*Given records:*
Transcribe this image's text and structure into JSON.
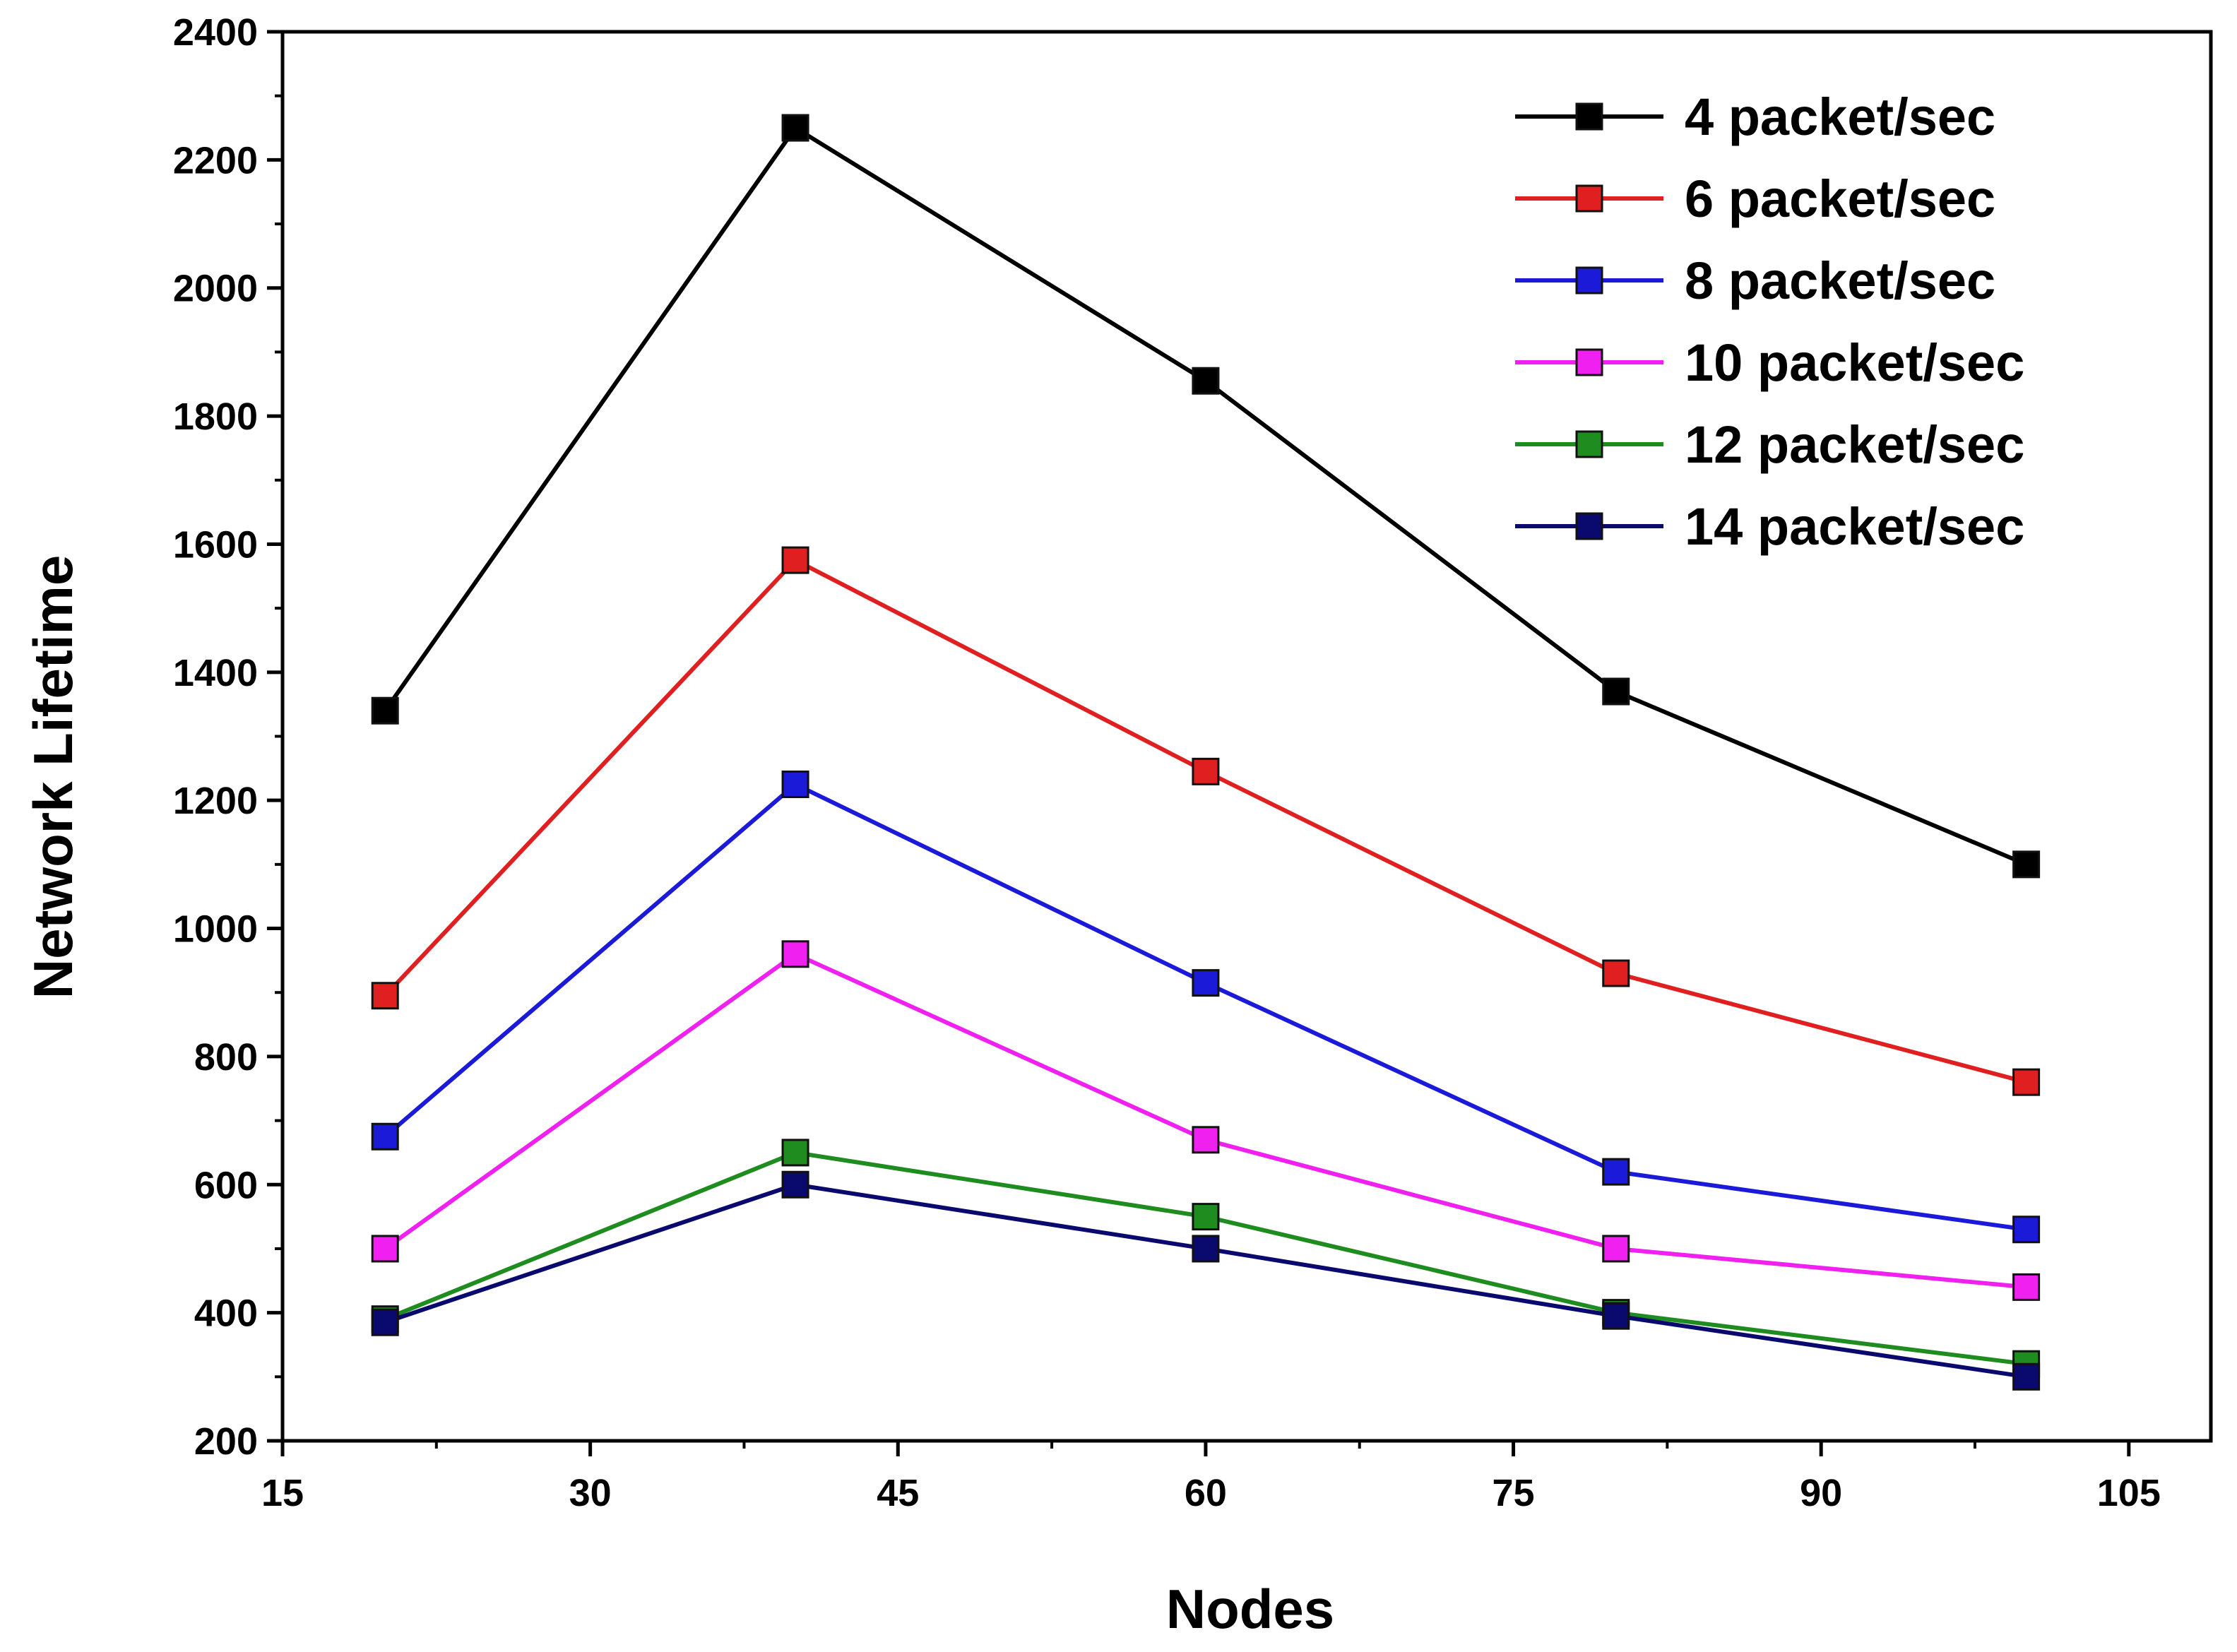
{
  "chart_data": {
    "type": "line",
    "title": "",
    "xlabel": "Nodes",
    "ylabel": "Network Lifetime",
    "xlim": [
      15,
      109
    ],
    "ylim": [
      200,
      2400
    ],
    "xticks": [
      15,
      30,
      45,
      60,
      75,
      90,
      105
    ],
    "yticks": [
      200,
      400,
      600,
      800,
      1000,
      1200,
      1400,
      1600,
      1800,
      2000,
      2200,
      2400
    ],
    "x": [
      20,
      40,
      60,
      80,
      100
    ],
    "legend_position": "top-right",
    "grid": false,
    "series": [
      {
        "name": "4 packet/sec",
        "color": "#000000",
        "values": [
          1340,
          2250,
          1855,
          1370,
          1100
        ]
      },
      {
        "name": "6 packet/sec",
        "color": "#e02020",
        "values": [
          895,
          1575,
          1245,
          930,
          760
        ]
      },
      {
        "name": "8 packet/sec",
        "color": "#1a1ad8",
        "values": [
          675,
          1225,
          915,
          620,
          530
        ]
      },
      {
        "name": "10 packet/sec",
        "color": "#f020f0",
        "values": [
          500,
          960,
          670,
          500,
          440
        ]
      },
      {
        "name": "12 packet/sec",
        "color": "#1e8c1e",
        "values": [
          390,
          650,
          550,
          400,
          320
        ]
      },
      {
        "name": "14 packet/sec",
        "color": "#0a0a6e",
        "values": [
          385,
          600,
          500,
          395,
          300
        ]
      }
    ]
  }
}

--

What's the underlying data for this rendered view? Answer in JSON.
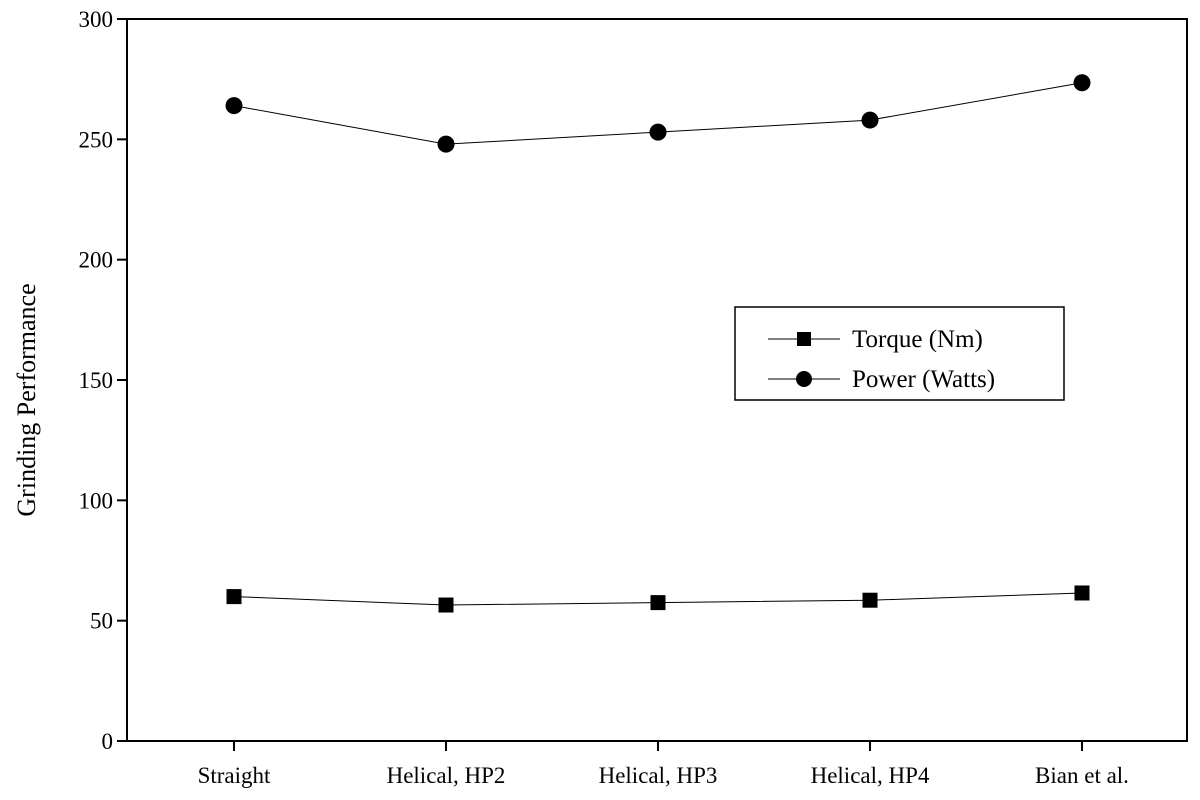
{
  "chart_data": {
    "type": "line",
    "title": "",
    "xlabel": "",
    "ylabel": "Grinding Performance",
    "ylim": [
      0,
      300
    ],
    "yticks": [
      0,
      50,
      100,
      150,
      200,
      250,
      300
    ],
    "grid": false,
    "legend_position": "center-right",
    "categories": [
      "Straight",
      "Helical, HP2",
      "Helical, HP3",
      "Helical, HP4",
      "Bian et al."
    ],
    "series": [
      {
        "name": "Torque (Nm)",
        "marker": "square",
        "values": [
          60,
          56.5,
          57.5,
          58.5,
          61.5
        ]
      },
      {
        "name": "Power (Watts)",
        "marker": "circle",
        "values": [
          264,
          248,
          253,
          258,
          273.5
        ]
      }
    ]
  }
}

*What the task requires:*
Isolate the lines above that contain the word "color" and copy them.

*Full output:*
        "color": "#000000",
        "color": "#e02020",
        "color": "#1a1ad8",
        "color": "#f020f0",
        "color": "#1e8c1e",
        "color": "#0a0a6e",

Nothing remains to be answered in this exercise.